Problem description:
Leave out the pictures and copy the remaining records exactly.

Start of Extracted records

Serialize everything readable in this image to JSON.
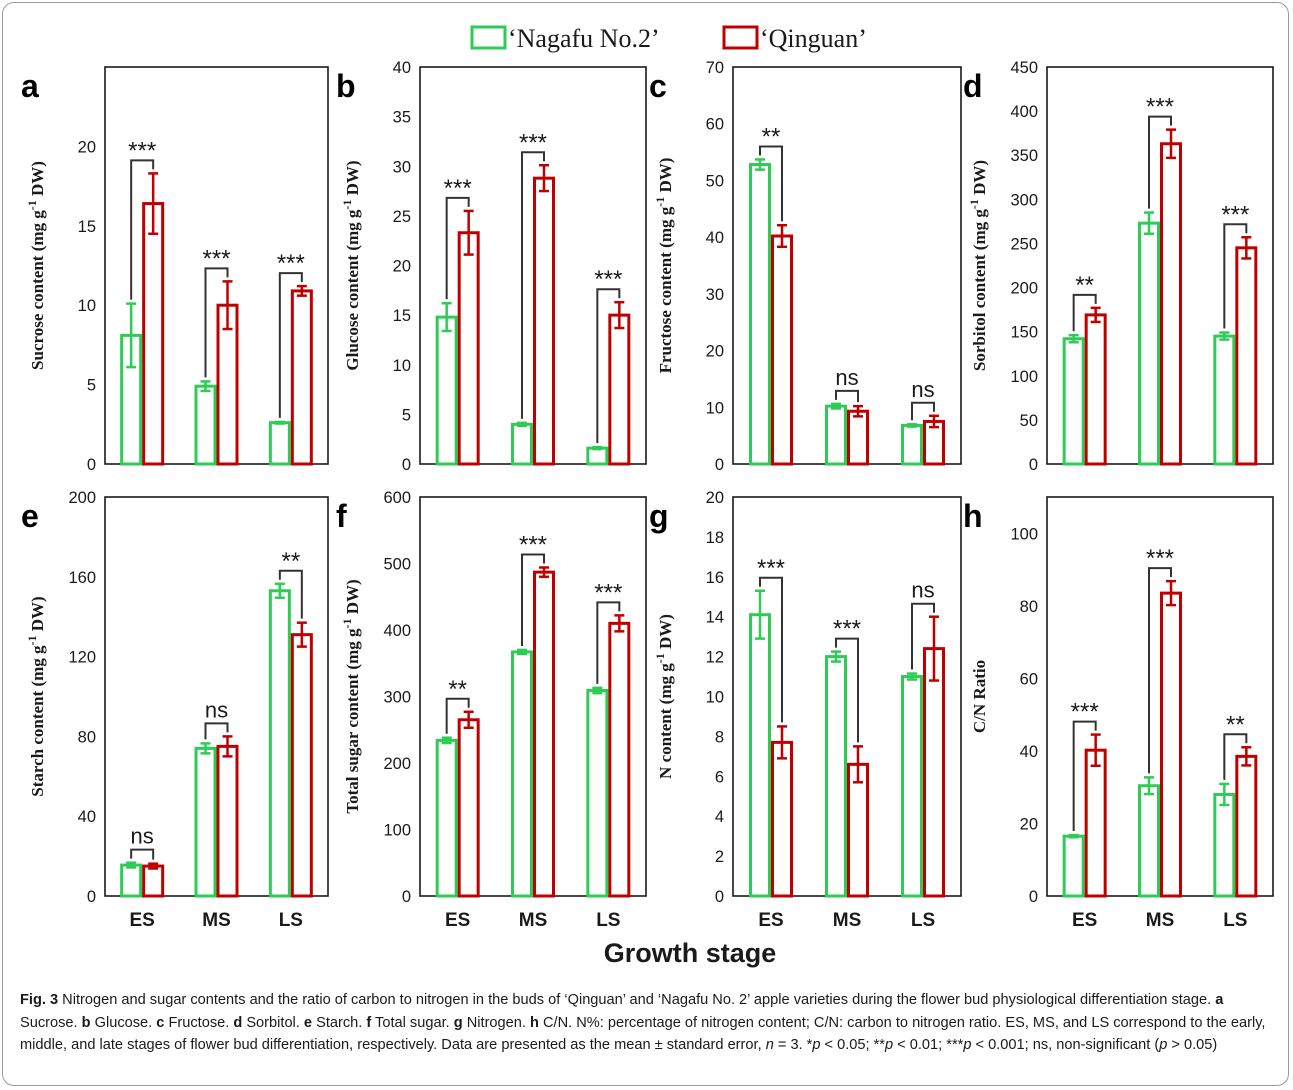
{
  "legend": {
    "items": [
      {
        "label": "‘Nagafu No.2’",
        "color": "#2ecc55"
      },
      {
        "label": "‘Qinguan’",
        "color": "#c00000"
      }
    ],
    "position": "top-center"
  },
  "shared_xlabel": "Growth stage",
  "caption": {
    "fig_label": "Fig. 3",
    "main": " Nitrogen and sugar contents and the ratio of carbon to nitrogen in the buds of ‘Qinguan’ and ‘Nagafu No. 2’ apple varieties during the flower bud physiological differentiation stage. ",
    "panels": [
      {
        "letter": "a",
        "text": " Sucrose. "
      },
      {
        "letter": "b",
        "text": " Glucose. "
      },
      {
        "letter": "c",
        "text": " Fructose. "
      },
      {
        "letter": "d",
        "text": " Sorbitol. "
      },
      {
        "letter": "e",
        "text": " Starch. "
      },
      {
        "letter": "f",
        "text": " Total sugar. "
      },
      {
        "letter": "g",
        "text": " Nitrogen. "
      },
      {
        "letter": "h",
        "text": " C/N. "
      }
    ],
    "rest1": "N%: percentage of nitrogen content; C/N: carbon to nitrogen ratio. ES, MS, and LS correspond to the early, middle, and late stages of flower bud differentiation, respectively. Data are presented as the mean ± standard error, ",
    "n_var": "n",
    "n_rest": " = 3. *",
    "p1": "p",
    "p1_rest": " < 0.05; **",
    "p2": "p",
    "p2_rest": " < 0.01; ***",
    "p3": "p",
    "p3_rest": " < 0.001; ns, non-significant (",
    "p4": "p",
    "p4_rest": " > 0.05)"
  },
  "chart_data": [
    {
      "panel": "a",
      "type": "bar",
      "categories": [
        "ES",
        "MS",
        "LS"
      ],
      "ylabel": "Sucrose content (mg g-1 DW)",
      "ylim": [
        0,
        25
      ],
      "yticks": [
        0,
        5,
        10,
        15,
        20
      ],
      "show_x": false,
      "series": [
        {
          "name": "‘Nagafu No.2’",
          "values": [
            8.1,
            4.9,
            2.6
          ],
          "errors": [
            2.0,
            0.3,
            0.05
          ]
        },
        {
          "name": "‘Qinguan’",
          "values": [
            16.4,
            10.0,
            10.9
          ],
          "errors": [
            1.9,
            1.5,
            0.3
          ]
        }
      ],
      "significance": [
        "***",
        "***",
        "***"
      ]
    },
    {
      "panel": "b",
      "type": "bar",
      "categories": [
        "ES",
        "MS",
        "LS"
      ],
      "ylabel": "Glucose content (mg g-1 DW)",
      "ylim": [
        0,
        40
      ],
      "yticks": [
        0,
        5,
        10,
        15,
        20,
        25,
        30,
        35,
        40
      ],
      "show_x": false,
      "series": [
        {
          "name": "‘Nagafu No.2’",
          "values": [
            14.8,
            4.0,
            1.6
          ],
          "errors": [
            1.4,
            0.15,
            0.1
          ]
        },
        {
          "name": "‘Qinguan’",
          "values": [
            23.3,
            28.8,
            15.0
          ],
          "errors": [
            2.2,
            1.3,
            1.3
          ]
        }
      ],
      "significance": [
        "***",
        "***",
        "***"
      ]
    },
    {
      "panel": "c",
      "type": "bar",
      "categories": [
        "ES",
        "MS",
        "LS"
      ],
      "ylabel": "Fructose content (mg g-1 DW)",
      "ylim": [
        0,
        70
      ],
      "yticks": [
        0,
        10,
        20,
        30,
        40,
        50,
        60,
        70
      ],
      "show_x": false,
      "series": [
        {
          "name": "‘Nagafu No.2’",
          "values": [
            52.8,
            10.2,
            6.8
          ],
          "errors": [
            0.9,
            0.4,
            0.2
          ]
        },
        {
          "name": "‘Qinguan’",
          "values": [
            40.2,
            9.3,
            7.5
          ],
          "errors": [
            1.9,
            0.9,
            1.0
          ]
        }
      ],
      "significance": [
        "**",
        "ns",
        "ns"
      ]
    },
    {
      "panel": "d",
      "type": "bar",
      "categories": [
        "ES",
        "MS",
        "LS"
      ],
      "ylabel": "Sorbitol content (mg g-1 DW)",
      "ylim": [
        0,
        450
      ],
      "yticks": [
        0,
        50,
        100,
        150,
        200,
        250,
        300,
        350,
        400,
        450
      ],
      "show_x": false,
      "series": [
        {
          "name": "‘Nagafu No.2’",
          "values": [
            142,
            273,
            145
          ],
          "errors": [
            4,
            12,
            4
          ]
        },
        {
          "name": "‘Qinguan’",
          "values": [
            169,
            363,
            245
          ],
          "errors": [
            8,
            16,
            12
          ]
        }
      ],
      "significance": [
        "**",
        "***",
        "***"
      ]
    },
    {
      "panel": "e",
      "type": "bar",
      "categories": [
        "ES",
        "MS",
        "LS"
      ],
      "ylabel": "Starch content (mg g-1 DW)",
      "ylim": [
        0,
        200
      ],
      "yticks": [
        0,
        40,
        80,
        120,
        160,
        200
      ],
      "show_x": true,
      "series": [
        {
          "name": "‘Nagafu No.2’",
          "values": [
            15.5,
            74,
            153
          ],
          "errors": [
            1.2,
            2.5,
            3.5
          ]
        },
        {
          "name": "‘Qinguan’",
          "values": [
            15,
            75,
            131
          ],
          "errors": [
            1.2,
            5,
            6
          ]
        }
      ],
      "significance": [
        "ns",
        "ns",
        "**"
      ]
    },
    {
      "panel": "f",
      "type": "bar",
      "categories": [
        "ES",
        "MS",
        "LS"
      ],
      "ylabel": "Total sugar content (mg g-1 DW)",
      "ylim": [
        0,
        600
      ],
      "yticks": [
        0,
        100,
        200,
        300,
        400,
        500,
        600
      ],
      "show_x": true,
      "series": [
        {
          "name": "‘Nagafu No.2’",
          "values": [
            234,
            367,
            309
          ],
          "errors": [
            4,
            3,
            4
          ]
        },
        {
          "name": "‘Qinguan’",
          "values": [
            265,
            487,
            410
          ],
          "errors": [
            12,
            7,
            12
          ]
        }
      ],
      "significance": [
        "**",
        "***",
        "***"
      ]
    },
    {
      "panel": "g",
      "type": "bar",
      "categories": [
        "ES",
        "MS",
        "LS"
      ],
      "ylabel": "N content (mg g-1 DW)",
      "ylim": [
        0,
        20
      ],
      "yticks": [
        0,
        2,
        4,
        6,
        8,
        10,
        12,
        14,
        16,
        18,
        20
      ],
      "show_x": true,
      "series": [
        {
          "name": "‘Nagafu No.2’",
          "values": [
            14.1,
            12.0,
            11.0
          ],
          "errors": [
            1.2,
            0.25,
            0.15
          ]
        },
        {
          "name": "‘Qinguan’",
          "values": [
            7.7,
            6.6,
            12.4
          ],
          "errors": [
            0.8,
            0.9,
            1.6
          ]
        }
      ],
      "significance": [
        "***",
        "***",
        "ns"
      ]
    },
    {
      "panel": "h",
      "type": "bar",
      "categories": [
        "ES",
        "MS",
        "LS"
      ],
      "ylabel": "C/N Ratio",
      "ylim": [
        0,
        110
      ],
      "yticks": [
        0,
        20,
        40,
        60,
        80,
        100
      ],
      "show_x": true,
      "series": [
        {
          "name": "‘Nagafu No.2’",
          "values": [
            16.5,
            30.4,
            28.0
          ],
          "errors": [
            0.3,
            2.3,
            2.9
          ]
        },
        {
          "name": "‘Qinguan’",
          "values": [
            40.2,
            83.5,
            38.5
          ],
          "errors": [
            4.3,
            3.3,
            2.5
          ]
        }
      ],
      "significance": [
        "***",
        "***",
        "**"
      ]
    }
  ]
}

End of Extracted records

Response to this exercise:
Serialize everything readable in this image to JSON.
{
  "legend": {
    "items": [
      {
        "label": "‘Nagafu No.2’",
        "color": "#2ecc55"
      },
      {
        "label": "‘Qinguan’",
        "color": "#c00000"
      }
    ],
    "position": "top-center"
  },
  "shared_xlabel": "Growth stage",
  "caption": {
    "fig_label": "Fig. 3",
    "main": " Nitrogen and sugar contents and the ratio of carbon to nitrogen in the buds of ‘Qinguan’ and ‘Nagafu No. 2’ apple varieties during the flower bud physiological differentiation stage. ",
    "panels": [
      {
        "letter": "a",
        "text": " Sucrose. "
      },
      {
        "letter": "b",
        "text": " Glucose. "
      },
      {
        "letter": "c",
        "text": " Fructose. "
      },
      {
        "letter": "d",
        "text": " Sorbitol. "
      },
      {
        "letter": "e",
        "text": " Starch. "
      },
      {
        "letter": "f",
        "text": " Total sugar. "
      },
      {
        "letter": "g",
        "text": " Nitrogen. "
      },
      {
        "letter": "h",
        "text": " C/N. "
      }
    ],
    "rest1": "N%: percentage of nitrogen content; C/N: carbon to nitrogen ratio. ES, MS, and LS correspond to the early, middle, and late stages of flower bud differentiation, respectively. Data are presented as the mean ± standard error, ",
    "n_var": "n",
    "n_rest": " = 3. *",
    "p1": "p",
    "p1_rest": " < 0.05; **",
    "p2": "p",
    "p2_rest": " < 0.01; ***",
    "p3": "p",
    "p3_rest": " < 0.001; ns, non-significant (",
    "p4": "p",
    "p4_rest": " > 0.05)"
  },
  "chart_data": [
    {
      "panel": "a",
      "type": "bar",
      "categories": [
        "ES",
        "MS",
        "LS"
      ],
      "ylabel": "Sucrose content (mg g-1 DW)",
      "ylim": [
        0,
        25
      ],
      "yticks": [
        0,
        5,
        10,
        15,
        20
      ],
      "show_x": false,
      "series": [
        {
          "name": "‘Nagafu No.2’",
          "values": [
            8.1,
            4.9,
            2.6
          ],
          "errors": [
            2.0,
            0.3,
            0.05
          ]
        },
        {
          "name": "‘Qinguan’",
          "values": [
            16.4,
            10.0,
            10.9
          ],
          "errors": [
            1.9,
            1.5,
            0.3
          ]
        }
      ],
      "significance": [
        "***",
        "***",
        "***"
      ]
    },
    {
      "panel": "b",
      "type": "bar",
      "categories": [
        "ES",
        "MS",
        "LS"
      ],
      "ylabel": "Glucose content (mg g-1 DW)",
      "ylim": [
        0,
        40
      ],
      "yticks": [
        0,
        5,
        10,
        15,
        20,
        25,
        30,
        35,
        40
      ],
      "show_x": false,
      "series": [
        {
          "name": "‘Nagafu No.2’",
          "values": [
            14.8,
            4.0,
            1.6
          ],
          "errors": [
            1.4,
            0.15,
            0.1
          ]
        },
        {
          "name": "‘Qinguan’",
          "values": [
            23.3,
            28.8,
            15.0
          ],
          "errors": [
            2.2,
            1.3,
            1.3
          ]
        }
      ],
      "significance": [
        "***",
        "***",
        "***"
      ]
    },
    {
      "panel": "c",
      "type": "bar",
      "categories": [
        "ES",
        "MS",
        "LS"
      ],
      "ylabel": "Fructose content (mg g-1 DW)",
      "ylim": [
        0,
        70
      ],
      "yticks": [
        0,
        10,
        20,
        30,
        40,
        50,
        60,
        70
      ],
      "show_x": false,
      "series": [
        {
          "name": "‘Nagafu No.2’",
          "values": [
            52.8,
            10.2,
            6.8
          ],
          "errors": [
            0.9,
            0.4,
            0.2
          ]
        },
        {
          "name": "‘Qinguan’",
          "values": [
            40.2,
            9.3,
            7.5
          ],
          "errors": [
            1.9,
            0.9,
            1.0
          ]
        }
      ],
      "significance": [
        "**",
        "ns",
        "ns"
      ]
    },
    {
      "panel": "d",
      "type": "bar",
      "categories": [
        "ES",
        "MS",
        "LS"
      ],
      "ylabel": "Sorbitol content (mg g-1 DW)",
      "ylim": [
        0,
        450
      ],
      "yticks": [
        0,
        50,
        100,
        150,
        200,
        250,
        300,
        350,
        400,
        450
      ],
      "show_x": false,
      "series": [
        {
          "name": "‘Nagafu No.2’",
          "values": [
            142,
            273,
            145
          ],
          "errors": [
            4,
            12,
            4
          ]
        },
        {
          "name": "‘Qinguan’",
          "values": [
            169,
            363,
            245
          ],
          "errors": [
            8,
            16,
            12
          ]
        }
      ],
      "significance": [
        "**",
        "***",
        "***"
      ]
    },
    {
      "panel": "e",
      "type": "bar",
      "categories": [
        "ES",
        "MS",
        "LS"
      ],
      "ylabel": "Starch content (mg g-1 DW)",
      "ylim": [
        0,
        200
      ],
      "yticks": [
        0,
        40,
        80,
        120,
        160,
        200
      ],
      "show_x": true,
      "series": [
        {
          "name": "‘Nagafu No.2’",
          "values": [
            15.5,
            74,
            153
          ],
          "errors": [
            1.2,
            2.5,
            3.5
          ]
        },
        {
          "name": "‘Qinguan’",
          "values": [
            15,
            75,
            131
          ],
          "errors": [
            1.2,
            5,
            6
          ]
        }
      ],
      "significance": [
        "ns",
        "ns",
        "**"
      ]
    },
    {
      "panel": "f",
      "type": "bar",
      "categories": [
        "ES",
        "MS",
        "LS"
      ],
      "ylabel": "Total sugar content (mg g-1 DW)",
      "ylim": [
        0,
        600
      ],
      "yticks": [
        0,
        100,
        200,
        300,
        400,
        500,
        600
      ],
      "show_x": true,
      "series": [
        {
          "name": "‘Nagafu No.2’",
          "values": [
            234,
            367,
            309
          ],
          "errors": [
            4,
            3,
            4
          ]
        },
        {
          "name": "‘Qinguan’",
          "values": [
            265,
            487,
            410
          ],
          "errors": [
            12,
            7,
            12
          ]
        }
      ],
      "significance": [
        "**",
        "***",
        "***"
      ]
    },
    {
      "panel": "g",
      "type": "bar",
      "categories": [
        "ES",
        "MS",
        "LS"
      ],
      "ylabel": "N content (mg g-1 DW)",
      "ylim": [
        0,
        20
      ],
      "yticks": [
        0,
        2,
        4,
        6,
        8,
        10,
        12,
        14,
        16,
        18,
        20
      ],
      "show_x": true,
      "series": [
        {
          "name": "‘Nagafu No.2’",
          "values": [
            14.1,
            12.0,
            11.0
          ],
          "errors": [
            1.2,
            0.25,
            0.15
          ]
        },
        {
          "name": "‘Qinguan’",
          "values": [
            7.7,
            6.6,
            12.4
          ],
          "errors": [
            0.8,
            0.9,
            1.6
          ]
        }
      ],
      "significance": [
        "***",
        "***",
        "ns"
      ]
    },
    {
      "panel": "h",
      "type": "bar",
      "categories": [
        "ES",
        "MS",
        "LS"
      ],
      "ylabel": "C/N Ratio",
      "ylim": [
        0,
        110
      ],
      "yticks": [
        0,
        20,
        40,
        60,
        80,
        100
      ],
      "show_x": true,
      "series": [
        {
          "name": "‘Nagafu No.2’",
          "values": [
            16.5,
            30.4,
            28.0
          ],
          "errors": [
            0.3,
            2.3,
            2.9
          ]
        },
        {
          "name": "‘Qinguan’",
          "values": [
            40.2,
            83.5,
            38.5
          ],
          "errors": [
            4.3,
            3.3,
            2.5
          ]
        }
      ],
      "significance": [
        "***",
        "***",
        "**"
      ]
    }
  ]
}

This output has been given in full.